BRIEF - Reproduce the rows below, replacing every "x-tick-label" with "x-axis-tick-label" and leaving everything else as it is.

GIVEN RECORDS -
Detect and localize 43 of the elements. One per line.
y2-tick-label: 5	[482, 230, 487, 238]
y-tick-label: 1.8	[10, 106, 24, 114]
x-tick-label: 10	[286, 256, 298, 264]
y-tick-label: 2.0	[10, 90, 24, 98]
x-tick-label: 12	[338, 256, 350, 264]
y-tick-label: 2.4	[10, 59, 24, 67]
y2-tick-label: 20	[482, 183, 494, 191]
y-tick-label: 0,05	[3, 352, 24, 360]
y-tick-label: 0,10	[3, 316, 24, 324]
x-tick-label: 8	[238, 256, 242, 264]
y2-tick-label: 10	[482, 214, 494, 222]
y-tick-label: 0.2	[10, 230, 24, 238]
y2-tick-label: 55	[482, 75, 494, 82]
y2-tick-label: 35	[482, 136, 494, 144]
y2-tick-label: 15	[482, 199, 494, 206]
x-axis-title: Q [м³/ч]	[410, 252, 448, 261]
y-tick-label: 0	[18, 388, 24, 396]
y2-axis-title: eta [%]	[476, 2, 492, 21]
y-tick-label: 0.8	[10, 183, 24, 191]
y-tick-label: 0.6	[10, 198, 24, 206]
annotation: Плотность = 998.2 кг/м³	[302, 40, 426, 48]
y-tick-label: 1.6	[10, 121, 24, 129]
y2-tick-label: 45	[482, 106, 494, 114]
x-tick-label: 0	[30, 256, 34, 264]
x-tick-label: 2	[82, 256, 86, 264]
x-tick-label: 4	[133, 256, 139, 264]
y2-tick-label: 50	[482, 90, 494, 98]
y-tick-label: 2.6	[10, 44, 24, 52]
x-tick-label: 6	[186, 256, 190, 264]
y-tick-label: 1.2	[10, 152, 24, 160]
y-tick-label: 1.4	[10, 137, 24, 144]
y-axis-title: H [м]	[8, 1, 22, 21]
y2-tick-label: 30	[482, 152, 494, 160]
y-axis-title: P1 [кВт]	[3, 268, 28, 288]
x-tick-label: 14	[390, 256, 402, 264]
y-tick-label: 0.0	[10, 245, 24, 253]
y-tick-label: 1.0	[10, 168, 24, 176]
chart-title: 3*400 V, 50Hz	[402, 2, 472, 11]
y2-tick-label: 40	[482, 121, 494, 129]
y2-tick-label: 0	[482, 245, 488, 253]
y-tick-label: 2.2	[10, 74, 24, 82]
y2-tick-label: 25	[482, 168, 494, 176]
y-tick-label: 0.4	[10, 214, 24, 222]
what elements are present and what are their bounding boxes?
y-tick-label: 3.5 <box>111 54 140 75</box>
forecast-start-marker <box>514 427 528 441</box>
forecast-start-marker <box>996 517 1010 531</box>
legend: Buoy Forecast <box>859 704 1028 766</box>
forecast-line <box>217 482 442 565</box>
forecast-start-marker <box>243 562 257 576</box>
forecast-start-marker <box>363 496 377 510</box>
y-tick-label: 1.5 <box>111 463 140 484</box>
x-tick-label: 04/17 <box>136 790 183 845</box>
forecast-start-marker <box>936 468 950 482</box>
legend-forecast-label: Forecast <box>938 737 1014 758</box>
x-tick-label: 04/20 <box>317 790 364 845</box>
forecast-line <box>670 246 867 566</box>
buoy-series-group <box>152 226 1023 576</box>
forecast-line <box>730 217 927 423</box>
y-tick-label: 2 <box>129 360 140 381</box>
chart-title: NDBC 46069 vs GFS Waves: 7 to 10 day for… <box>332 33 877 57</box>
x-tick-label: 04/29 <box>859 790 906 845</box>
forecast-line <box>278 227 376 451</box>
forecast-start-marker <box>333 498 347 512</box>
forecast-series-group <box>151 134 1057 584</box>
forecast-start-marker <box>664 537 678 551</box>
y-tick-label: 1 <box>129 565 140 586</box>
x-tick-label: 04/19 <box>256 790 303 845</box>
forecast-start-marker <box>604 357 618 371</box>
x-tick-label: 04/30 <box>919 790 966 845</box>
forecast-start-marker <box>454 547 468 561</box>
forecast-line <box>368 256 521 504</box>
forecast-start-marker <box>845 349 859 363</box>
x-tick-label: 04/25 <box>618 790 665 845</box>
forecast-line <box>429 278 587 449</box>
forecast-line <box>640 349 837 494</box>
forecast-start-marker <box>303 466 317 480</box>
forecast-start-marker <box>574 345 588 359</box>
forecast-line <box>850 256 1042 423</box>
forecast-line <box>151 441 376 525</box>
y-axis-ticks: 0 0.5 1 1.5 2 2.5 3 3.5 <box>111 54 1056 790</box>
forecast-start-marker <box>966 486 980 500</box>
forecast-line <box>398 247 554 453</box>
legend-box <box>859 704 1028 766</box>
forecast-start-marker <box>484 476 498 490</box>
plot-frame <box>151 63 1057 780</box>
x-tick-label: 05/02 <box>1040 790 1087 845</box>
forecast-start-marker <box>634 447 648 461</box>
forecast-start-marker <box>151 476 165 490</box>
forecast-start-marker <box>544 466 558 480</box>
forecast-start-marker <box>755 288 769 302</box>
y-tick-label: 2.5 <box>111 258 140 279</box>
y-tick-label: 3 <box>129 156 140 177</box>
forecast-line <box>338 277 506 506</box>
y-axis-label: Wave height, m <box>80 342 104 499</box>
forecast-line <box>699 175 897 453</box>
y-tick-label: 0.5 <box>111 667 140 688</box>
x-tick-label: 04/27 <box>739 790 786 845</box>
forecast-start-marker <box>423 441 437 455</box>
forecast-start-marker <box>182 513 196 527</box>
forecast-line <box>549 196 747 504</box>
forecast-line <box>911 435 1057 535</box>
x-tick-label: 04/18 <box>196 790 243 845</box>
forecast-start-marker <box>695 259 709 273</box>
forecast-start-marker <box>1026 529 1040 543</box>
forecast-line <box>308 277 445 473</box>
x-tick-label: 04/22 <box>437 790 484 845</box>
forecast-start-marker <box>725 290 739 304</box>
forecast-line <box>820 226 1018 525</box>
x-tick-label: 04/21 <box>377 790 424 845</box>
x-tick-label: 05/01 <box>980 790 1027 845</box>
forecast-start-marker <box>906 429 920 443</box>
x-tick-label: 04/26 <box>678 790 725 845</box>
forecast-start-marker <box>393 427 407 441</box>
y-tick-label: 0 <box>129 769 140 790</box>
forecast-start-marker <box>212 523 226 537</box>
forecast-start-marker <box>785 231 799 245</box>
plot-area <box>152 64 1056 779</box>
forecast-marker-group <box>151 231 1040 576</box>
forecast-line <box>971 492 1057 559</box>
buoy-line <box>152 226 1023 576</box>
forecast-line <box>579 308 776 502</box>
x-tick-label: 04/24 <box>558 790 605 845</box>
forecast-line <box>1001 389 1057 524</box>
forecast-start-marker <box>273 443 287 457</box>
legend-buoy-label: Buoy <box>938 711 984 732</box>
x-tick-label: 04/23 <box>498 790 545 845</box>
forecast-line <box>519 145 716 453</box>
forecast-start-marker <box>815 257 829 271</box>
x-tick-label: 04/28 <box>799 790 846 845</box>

FULL OUTPUT -
Detect and localize 43 of the elements. One per line.
y2-tick-label: 5	[482, 230, 487, 238]
y-tick-label: 1.8	[10, 106, 24, 114]
x-axis-tick-label: 10	[286, 256, 298, 264]
y-tick-label: 2.0	[10, 90, 24, 98]
x-axis-tick-label: 12	[338, 256, 350, 264]
y-tick-label: 2.4	[10, 59, 24, 67]
y2-tick-label: 20	[482, 183, 494, 191]
y-tick-label: 0,05	[3, 352, 24, 360]
y-tick-label: 0,10	[3, 316, 24, 324]
x-axis-tick-label: 8	[238, 256, 242, 264]
y2-tick-label: 10	[482, 214, 494, 222]
y-tick-label: 0.2	[10, 230, 24, 238]
y2-tick-label: 55	[482, 75, 494, 82]
y2-tick-label: 35	[482, 136, 494, 144]
y2-tick-label: 15	[482, 199, 494, 206]
x-axis-title: Q [м³/ч]	[410, 252, 448, 261]
y-tick-label: 0	[18, 388, 24, 396]
y2-axis-title: eta [%]	[476, 2, 492, 21]
y-tick-label: 0.8	[10, 183, 24, 191]
y-tick-label: 0.6	[10, 198, 24, 206]
annotation: Плотность = 998.2 кг/м³	[302, 40, 426, 48]
y-tick-label: 1.6	[10, 121, 24, 129]
y2-tick-label: 45	[482, 106, 494, 114]
x-axis-tick-label: 0	[30, 256, 34, 264]
x-axis-tick-label: 2	[82, 256, 86, 264]
x-axis-tick-label: 4	[133, 256, 139, 264]
y2-tick-label: 50	[482, 90, 494, 98]
y-tick-label: 2.6	[10, 44, 24, 52]
x-axis-tick-label: 6	[186, 256, 190, 264]
y-tick-label: 1.2	[10, 152, 24, 160]
y-tick-label: 1.4	[10, 137, 24, 144]
y-axis-title: H [м]	[8, 1, 22, 21]
y2-tick-label: 30	[482, 152, 494, 160]
y-axis-title: P1 [кВт]	[3, 268, 28, 288]
x-axis-tick-label: 14	[390, 256, 402, 264]
y-tick-label: 0.0	[10, 245, 24, 253]
y-tick-label: 1.0	[10, 168, 24, 176]
chart-title: 3*400 V, 50Hz	[402, 2, 472, 11]
y2-tick-label: 40	[482, 121, 494, 129]
y2-tick-label: 0	[482, 245, 488, 253]
y-tick-label: 2.2	[10, 74, 24, 82]
y2-tick-label: 25	[482, 168, 494, 176]
y-tick-label: 0.4	[10, 214, 24, 222]
what elements are present and what are their bounding boxes?
y-tick-label: 3.5 <box>111 54 140 75</box>
forecast-start-marker <box>514 427 528 441</box>
forecast-start-marker <box>996 517 1010 531</box>
legend: Buoy Forecast <box>859 704 1028 766</box>
forecast-line <box>217 482 442 565</box>
forecast-start-marker <box>243 562 257 576</box>
forecast-start-marker <box>363 496 377 510</box>
y-tick-label: 1.5 <box>111 463 140 484</box>
x-axis-tick-label: 04/17 <box>136 790 183 845</box>
forecast-start-marker <box>936 468 950 482</box>
legend-forecast-label: Forecast <box>938 737 1014 758</box>
x-axis-tick-label: 04/20 <box>317 790 364 845</box>
forecast-line <box>670 246 867 566</box>
buoy-series-group <box>152 226 1023 576</box>
forecast-line <box>730 217 927 423</box>
y-tick-label: 2 <box>129 360 140 381</box>
chart-title: NDBC 46069 vs GFS Waves: 7 to 10 day for… <box>332 33 877 57</box>
x-axis-tick-label: 04/29 <box>859 790 906 845</box>
forecast-line <box>278 227 376 451</box>
forecast-start-marker <box>333 498 347 512</box>
forecast-series-group <box>151 134 1057 584</box>
forecast-start-marker <box>664 537 678 551</box>
y-tick-label: 1 <box>129 565 140 586</box>
x-axis-tick-label: 04/19 <box>256 790 303 845</box>
forecast-start-marker <box>604 357 618 371</box>
x-axis-tick-label: 04/30 <box>919 790 966 845</box>
forecast-start-marker <box>454 547 468 561</box>
forecast-line <box>368 256 521 504</box>
forecast-start-marker <box>845 349 859 363</box>
x-axis-tick-label: 04/25 <box>618 790 665 845</box>
forecast-line <box>429 278 587 449</box>
forecast-line <box>640 349 837 494</box>
forecast-start-marker <box>303 466 317 480</box>
forecast-start-marker <box>574 345 588 359</box>
forecast-line <box>850 256 1042 423</box>
forecast-line <box>151 441 376 525</box>
y-axis-ticks: 0 0.5 1 1.5 2 2.5 3 3.5 <box>111 54 1056 790</box>
forecast-start-marker <box>966 486 980 500</box>
forecast-line <box>398 247 554 453</box>
legend-box <box>859 704 1028 766</box>
forecast-start-marker <box>484 476 498 490</box>
plot-frame <box>151 63 1057 780</box>
x-axis-tick-label: 05/02 <box>1040 790 1087 845</box>
forecast-start-marker <box>634 447 648 461</box>
forecast-start-marker <box>151 476 165 490</box>
forecast-start-marker <box>544 466 558 480</box>
forecast-start-marker <box>755 288 769 302</box>
y-tick-label: 2.5 <box>111 258 140 279</box>
y-tick-label: 3 <box>129 156 140 177</box>
forecast-line <box>338 277 506 506</box>
y-axis-label: Wave height, m <box>80 342 104 499</box>
forecast-line <box>699 175 897 453</box>
y-tick-label: 0.5 <box>111 667 140 688</box>
x-axis-tick-label: 04/27 <box>739 790 786 845</box>
forecast-start-marker <box>423 441 437 455</box>
forecast-start-marker <box>182 513 196 527</box>
forecast-line <box>549 196 747 504</box>
forecast-line <box>911 435 1057 535</box>
x-axis-tick-label: 04/18 <box>196 790 243 845</box>
forecast-start-marker <box>695 259 709 273</box>
forecast-start-marker <box>1026 529 1040 543</box>
forecast-line <box>308 277 445 473</box>
x-axis-tick-label: 04/22 <box>437 790 484 845</box>
forecast-start-marker <box>725 290 739 304</box>
forecast-line <box>820 226 1018 525</box>
x-axis-tick-label: 04/21 <box>377 790 424 845</box>
x-axis-tick-label: 05/01 <box>980 790 1027 845</box>
forecast-start-marker <box>906 429 920 443</box>
x-axis-tick-label: 04/26 <box>678 790 725 845</box>
forecast-start-marker <box>393 427 407 441</box>
y-tick-label: 0 <box>129 769 140 790</box>
forecast-start-marker <box>212 523 226 537</box>
forecast-start-marker <box>785 231 799 245</box>
plot-area <box>152 64 1056 779</box>
forecast-marker-group <box>151 231 1040 576</box>
forecast-line <box>971 492 1057 559</box>
buoy-line <box>152 226 1023 576</box>
forecast-line <box>579 308 776 502</box>
x-axis-tick-label: 04/24 <box>558 790 605 845</box>
forecast-line <box>1001 389 1057 524</box>
forecast-start-marker <box>273 443 287 457</box>
legend-buoy-label: Buoy <box>938 711 984 732</box>
x-axis-tick-label: 04/23 <box>498 790 545 845</box>
forecast-line <box>519 145 716 453</box>
forecast-start-marker <box>815 257 829 271</box>
x-axis-tick-label: 04/28 <box>799 790 846 845</box>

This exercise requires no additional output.